- Developer: Origin Systems
- Publisher: Electronic Arts
- Director: Will McBurnett
- Producer: Andy Hollis
- Artist: Paul Stankie
- Composer: Barry Leitch
- Series: Jane's Combat Simulations
- Platforms: MS-DOS, Windows
- Release: June 3, 1996 April 2, 1997 (Windows)
- Genre: Combat flight simulation
- Mode: Single-player

= Jane's AH-64D Longbow =

1996 video game

AH-64D Longbow is a realistic combat flight simulation video game based on the AH-64D Apache Longbow attack helicopter. It was developed by Origin Systems for MS-DOS and released on June 3, 1996 by Electronic Arts. AH-64D Longbow is the second simulator released in the Jane's Combat Simulators line.

A mission disk Flash Point: Korea was released as an add-in in 1996, and a compilation pack, Longbow Gold was released in 1997. A sequel, Longbow 2 was released in late 1997 with Windows support. In 1998, Longbow Anthology was released, which includes the whole Longbow series.

==Gameplay==

Cockpit view

The game had the most authentic flight model for a helicopter for its time and every aspect of the electronics systems was meticulously detailed. The weapons have realistic operational ranges and limits, and all friendly and enemy units arer based on their real-life counterparts. A wingman helps the player, and the player takes on Russian equipment in multiple single missions and campaigns, as well as a handful of historically accurate missions in which it is possible to 're-live' memorable battles.

Flash Point: Korea was released on November 30, 1996. It features a new campaign set in Korea, the addition of the co-pilot position, improved wingman commands and many bug fixes.

◆ Information:
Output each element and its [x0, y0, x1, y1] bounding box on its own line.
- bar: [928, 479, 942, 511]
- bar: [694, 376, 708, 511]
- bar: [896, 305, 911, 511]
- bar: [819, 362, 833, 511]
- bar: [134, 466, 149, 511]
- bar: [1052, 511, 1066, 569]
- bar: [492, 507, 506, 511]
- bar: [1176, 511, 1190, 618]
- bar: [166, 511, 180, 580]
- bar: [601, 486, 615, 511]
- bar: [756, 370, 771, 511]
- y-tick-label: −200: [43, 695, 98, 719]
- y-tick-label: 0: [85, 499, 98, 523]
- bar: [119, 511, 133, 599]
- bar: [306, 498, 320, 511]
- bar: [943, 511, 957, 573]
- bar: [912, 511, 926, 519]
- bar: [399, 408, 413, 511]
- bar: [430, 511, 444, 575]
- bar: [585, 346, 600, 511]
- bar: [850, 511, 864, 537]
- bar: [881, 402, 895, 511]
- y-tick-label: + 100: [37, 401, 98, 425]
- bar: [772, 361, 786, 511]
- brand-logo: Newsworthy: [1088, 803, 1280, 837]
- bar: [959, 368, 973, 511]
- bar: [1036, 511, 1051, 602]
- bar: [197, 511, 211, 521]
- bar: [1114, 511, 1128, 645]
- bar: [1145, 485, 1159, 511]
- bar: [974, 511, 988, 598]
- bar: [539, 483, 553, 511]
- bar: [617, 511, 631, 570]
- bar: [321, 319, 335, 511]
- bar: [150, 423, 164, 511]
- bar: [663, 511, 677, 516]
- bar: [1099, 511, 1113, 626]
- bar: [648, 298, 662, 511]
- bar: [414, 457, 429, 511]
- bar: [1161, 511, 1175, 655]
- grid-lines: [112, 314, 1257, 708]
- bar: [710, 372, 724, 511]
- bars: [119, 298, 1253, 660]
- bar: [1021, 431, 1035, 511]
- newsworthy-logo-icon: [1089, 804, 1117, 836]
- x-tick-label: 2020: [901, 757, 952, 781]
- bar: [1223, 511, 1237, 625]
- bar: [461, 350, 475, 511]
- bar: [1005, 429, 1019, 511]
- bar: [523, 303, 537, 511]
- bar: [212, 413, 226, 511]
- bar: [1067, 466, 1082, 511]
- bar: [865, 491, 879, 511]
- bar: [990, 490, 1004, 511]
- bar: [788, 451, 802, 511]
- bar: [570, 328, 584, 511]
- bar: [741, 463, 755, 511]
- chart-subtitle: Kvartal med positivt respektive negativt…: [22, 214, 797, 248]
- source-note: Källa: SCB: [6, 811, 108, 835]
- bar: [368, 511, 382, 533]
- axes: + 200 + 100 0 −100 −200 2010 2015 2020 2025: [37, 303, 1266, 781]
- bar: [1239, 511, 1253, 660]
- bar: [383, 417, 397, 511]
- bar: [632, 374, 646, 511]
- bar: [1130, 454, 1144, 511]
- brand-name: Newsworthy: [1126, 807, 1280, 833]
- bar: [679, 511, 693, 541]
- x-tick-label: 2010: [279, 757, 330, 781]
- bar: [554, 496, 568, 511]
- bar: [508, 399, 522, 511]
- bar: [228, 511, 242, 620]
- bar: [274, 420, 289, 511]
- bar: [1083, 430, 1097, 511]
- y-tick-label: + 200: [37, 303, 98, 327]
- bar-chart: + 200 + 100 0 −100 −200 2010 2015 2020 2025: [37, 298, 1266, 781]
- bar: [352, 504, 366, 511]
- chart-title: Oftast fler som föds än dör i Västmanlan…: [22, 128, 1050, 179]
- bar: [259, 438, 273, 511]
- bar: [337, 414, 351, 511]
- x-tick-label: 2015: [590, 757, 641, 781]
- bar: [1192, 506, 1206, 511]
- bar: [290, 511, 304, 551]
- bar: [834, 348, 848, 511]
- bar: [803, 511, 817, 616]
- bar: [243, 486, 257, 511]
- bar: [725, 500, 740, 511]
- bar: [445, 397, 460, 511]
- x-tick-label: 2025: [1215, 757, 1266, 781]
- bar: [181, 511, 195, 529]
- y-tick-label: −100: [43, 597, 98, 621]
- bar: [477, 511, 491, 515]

◆ Task requirements: Copy the part of the text on Jane's AH-64D Longbow that begins with "Flash Point: Korea was released on" and stops after "many bug fixes.", switching "co-pilot position" to "gunner station".

◆ Result of the task:
Flash Point: Korea was released on November 30, 1996. It features a new campaign set in Korea, the addition of the gunner station, improved wingman commands and many bug fixes.